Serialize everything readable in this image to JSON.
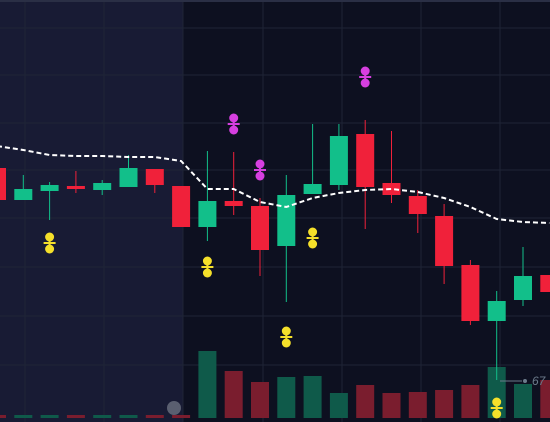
{
  "chart_data": {
    "type": "candlestick",
    "ylim": [
      0,
      422
    ],
    "up_color": "#12bf8a",
    "down_color": "#f0213a",
    "volume_up_color": "#0f5a4a",
    "volume_down_color": "#7a1d2e",
    "ma_color": "#ffffff",
    "open": [
      254,
      222,
      231,
      236,
      232,
      235,
      253,
      236,
      195,
      221,
      216,
      176,
      228,
      237,
      288,
      239,
      226,
      206,
      157,
      101,
      122,
      147
    ],
    "close": [
      222,
      233,
      237,
      233,
      239,
      254,
      237,
      195,
      221,
      216,
      172,
      227,
      238,
      286,
      235,
      227,
      208,
      156,
      101,
      121,
      146,
      130
    ],
    "high": [
      254,
      247,
      240,
      251,
      242,
      267,
      253,
      236,
      271,
      270,
      224,
      247,
      298,
      298,
      302,
      291,
      232,
      218,
      162,
      131,
      175,
      147
    ],
    "low": [
      222,
      222,
      202,
      229,
      227,
      235,
      229,
      195,
      181,
      207,
      146,
      120,
      228,
      232,
      193,
      219,
      189,
      138,
      97,
      42,
      116,
      130
    ],
    "volume": [
      3,
      3,
      3,
      3,
      3,
      3,
      3,
      3,
      67,
      47,
      36,
      41,
      42,
      25,
      33,
      25,
      26,
      28,
      33,
      51,
      34,
      38
    ],
    "ma": [
      276,
      272,
      267,
      266,
      266,
      265,
      265,
      261,
      233,
      233,
      220,
      215,
      224,
      229,
      232,
      233,
      230,
      224,
      215,
      203,
      200,
      199
    ],
    "markers": [
      {
        "index": 2,
        "value": 179,
        "color": "#f5e02a"
      },
      {
        "index": 8,
        "value": 155,
        "color": "#f5e02a"
      },
      {
        "index": 11,
        "value": 85,
        "color": "#f5e02a"
      },
      {
        "index": 12,
        "value": 184,
        "color": "#f5e02a"
      },
      {
        "index": 19,
        "value": 14,
        "color": "#f5e02a"
      },
      {
        "index": 9,
        "value": 298,
        "color": "#d63fe0"
      },
      {
        "index": 10,
        "value": 252,
        "color": "#d63fe0"
      },
      {
        "index": 14,
        "value": 345,
        "color": "#d63fe0"
      }
    ],
    "price_label": "67"
  }
}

> _PROBLEM STATEMENT_
Give the number of lines above that hold the word "index", and nothing more.

> _THE RESULT_
8